Data items

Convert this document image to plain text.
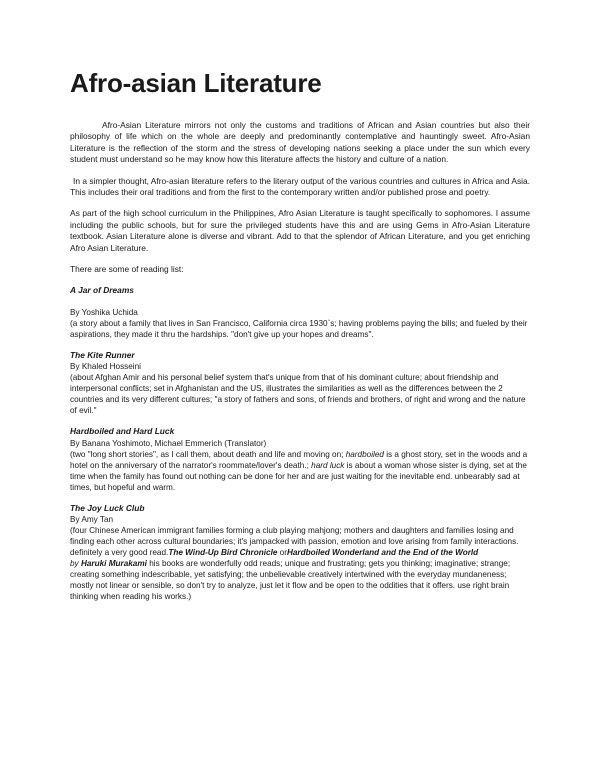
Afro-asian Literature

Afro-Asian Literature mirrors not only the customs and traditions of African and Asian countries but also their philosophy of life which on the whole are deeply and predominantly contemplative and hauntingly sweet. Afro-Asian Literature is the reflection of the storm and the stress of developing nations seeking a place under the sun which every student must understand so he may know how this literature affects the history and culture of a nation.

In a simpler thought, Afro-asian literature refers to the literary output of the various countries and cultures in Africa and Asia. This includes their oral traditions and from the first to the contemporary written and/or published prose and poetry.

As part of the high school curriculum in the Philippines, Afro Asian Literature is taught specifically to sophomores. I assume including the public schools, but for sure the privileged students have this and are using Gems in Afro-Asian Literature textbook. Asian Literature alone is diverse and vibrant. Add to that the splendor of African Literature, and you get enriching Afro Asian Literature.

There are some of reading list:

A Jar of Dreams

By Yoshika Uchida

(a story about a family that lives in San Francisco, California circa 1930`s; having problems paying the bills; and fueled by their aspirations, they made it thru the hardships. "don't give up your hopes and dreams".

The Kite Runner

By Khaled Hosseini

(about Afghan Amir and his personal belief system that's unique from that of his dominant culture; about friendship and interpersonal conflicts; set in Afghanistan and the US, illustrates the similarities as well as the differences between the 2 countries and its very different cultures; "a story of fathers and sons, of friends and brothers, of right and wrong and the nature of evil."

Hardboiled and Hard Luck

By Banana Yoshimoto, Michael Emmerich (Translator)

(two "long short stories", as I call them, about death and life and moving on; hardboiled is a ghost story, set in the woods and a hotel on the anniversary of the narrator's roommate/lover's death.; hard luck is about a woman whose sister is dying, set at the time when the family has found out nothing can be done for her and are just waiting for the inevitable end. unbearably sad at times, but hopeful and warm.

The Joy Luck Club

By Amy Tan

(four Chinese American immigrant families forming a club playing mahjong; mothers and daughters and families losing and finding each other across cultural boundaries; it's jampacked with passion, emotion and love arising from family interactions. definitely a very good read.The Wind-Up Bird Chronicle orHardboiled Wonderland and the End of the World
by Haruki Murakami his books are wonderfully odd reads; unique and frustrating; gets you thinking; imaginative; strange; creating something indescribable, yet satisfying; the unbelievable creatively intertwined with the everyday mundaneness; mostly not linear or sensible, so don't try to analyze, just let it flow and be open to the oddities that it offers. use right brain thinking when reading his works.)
...
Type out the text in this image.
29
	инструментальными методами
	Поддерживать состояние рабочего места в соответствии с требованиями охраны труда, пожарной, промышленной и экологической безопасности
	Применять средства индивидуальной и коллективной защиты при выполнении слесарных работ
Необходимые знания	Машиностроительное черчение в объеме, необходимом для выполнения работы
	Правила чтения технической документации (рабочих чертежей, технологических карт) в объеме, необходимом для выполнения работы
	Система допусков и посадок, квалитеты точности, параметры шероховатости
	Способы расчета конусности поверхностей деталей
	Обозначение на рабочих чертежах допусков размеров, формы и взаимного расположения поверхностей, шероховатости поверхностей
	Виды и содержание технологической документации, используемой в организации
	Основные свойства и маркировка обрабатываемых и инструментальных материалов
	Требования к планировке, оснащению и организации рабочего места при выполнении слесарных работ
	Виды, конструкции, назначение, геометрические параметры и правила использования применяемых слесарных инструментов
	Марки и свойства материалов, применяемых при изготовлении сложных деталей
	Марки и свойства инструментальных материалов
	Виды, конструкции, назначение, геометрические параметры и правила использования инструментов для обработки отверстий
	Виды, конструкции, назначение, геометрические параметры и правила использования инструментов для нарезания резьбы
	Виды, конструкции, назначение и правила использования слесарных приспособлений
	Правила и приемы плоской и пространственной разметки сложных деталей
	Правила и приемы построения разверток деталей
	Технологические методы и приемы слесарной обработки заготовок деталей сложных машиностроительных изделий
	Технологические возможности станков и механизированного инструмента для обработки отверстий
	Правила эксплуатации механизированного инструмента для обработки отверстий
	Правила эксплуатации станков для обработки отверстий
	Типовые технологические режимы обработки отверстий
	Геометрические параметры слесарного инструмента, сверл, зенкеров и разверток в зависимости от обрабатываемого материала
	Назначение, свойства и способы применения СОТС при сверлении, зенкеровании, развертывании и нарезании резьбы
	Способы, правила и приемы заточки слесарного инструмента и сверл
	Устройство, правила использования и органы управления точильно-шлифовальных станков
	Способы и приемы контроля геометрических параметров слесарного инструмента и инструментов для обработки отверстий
==
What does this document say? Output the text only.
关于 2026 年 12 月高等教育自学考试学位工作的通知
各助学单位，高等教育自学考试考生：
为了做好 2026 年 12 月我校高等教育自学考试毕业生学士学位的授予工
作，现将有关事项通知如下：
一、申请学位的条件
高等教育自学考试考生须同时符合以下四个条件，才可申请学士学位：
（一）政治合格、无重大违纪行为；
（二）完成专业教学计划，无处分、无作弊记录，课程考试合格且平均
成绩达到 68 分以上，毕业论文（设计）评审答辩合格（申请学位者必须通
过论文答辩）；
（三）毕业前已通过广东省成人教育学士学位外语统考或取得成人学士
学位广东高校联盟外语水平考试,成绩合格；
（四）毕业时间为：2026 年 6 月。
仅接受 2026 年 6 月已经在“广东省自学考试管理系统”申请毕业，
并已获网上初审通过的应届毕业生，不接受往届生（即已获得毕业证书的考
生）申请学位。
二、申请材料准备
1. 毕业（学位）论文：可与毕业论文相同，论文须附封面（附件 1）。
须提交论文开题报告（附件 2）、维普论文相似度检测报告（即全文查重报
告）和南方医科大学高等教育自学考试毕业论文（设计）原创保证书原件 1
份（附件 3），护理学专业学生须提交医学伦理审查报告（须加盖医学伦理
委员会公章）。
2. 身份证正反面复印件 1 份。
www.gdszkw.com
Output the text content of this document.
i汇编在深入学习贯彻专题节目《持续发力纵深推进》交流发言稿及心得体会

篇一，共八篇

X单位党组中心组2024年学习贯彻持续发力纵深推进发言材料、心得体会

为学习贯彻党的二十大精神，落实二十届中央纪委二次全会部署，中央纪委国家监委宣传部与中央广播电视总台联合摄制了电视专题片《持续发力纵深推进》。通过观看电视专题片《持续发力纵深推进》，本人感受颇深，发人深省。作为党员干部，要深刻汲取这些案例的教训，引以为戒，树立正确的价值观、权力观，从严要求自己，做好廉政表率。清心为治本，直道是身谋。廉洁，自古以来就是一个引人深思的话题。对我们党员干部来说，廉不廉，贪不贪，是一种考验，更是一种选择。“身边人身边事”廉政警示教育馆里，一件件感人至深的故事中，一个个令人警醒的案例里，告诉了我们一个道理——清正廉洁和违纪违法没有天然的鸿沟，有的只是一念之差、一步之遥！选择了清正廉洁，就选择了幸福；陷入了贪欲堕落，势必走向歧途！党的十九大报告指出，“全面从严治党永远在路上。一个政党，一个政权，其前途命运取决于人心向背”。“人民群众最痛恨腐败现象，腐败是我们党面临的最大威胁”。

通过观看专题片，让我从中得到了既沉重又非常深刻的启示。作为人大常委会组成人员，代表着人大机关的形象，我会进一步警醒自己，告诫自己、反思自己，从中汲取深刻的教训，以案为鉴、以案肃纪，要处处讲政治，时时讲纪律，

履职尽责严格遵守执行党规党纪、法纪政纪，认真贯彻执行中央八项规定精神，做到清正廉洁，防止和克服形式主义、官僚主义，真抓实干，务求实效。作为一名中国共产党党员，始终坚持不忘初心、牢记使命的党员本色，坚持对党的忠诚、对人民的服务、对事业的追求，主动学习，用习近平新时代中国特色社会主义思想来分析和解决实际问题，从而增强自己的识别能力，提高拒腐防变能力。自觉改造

■ Task objective: Work out the number of lines in this listing that include the word "слесарного". Reply with that number only.

■ Exercise response: 3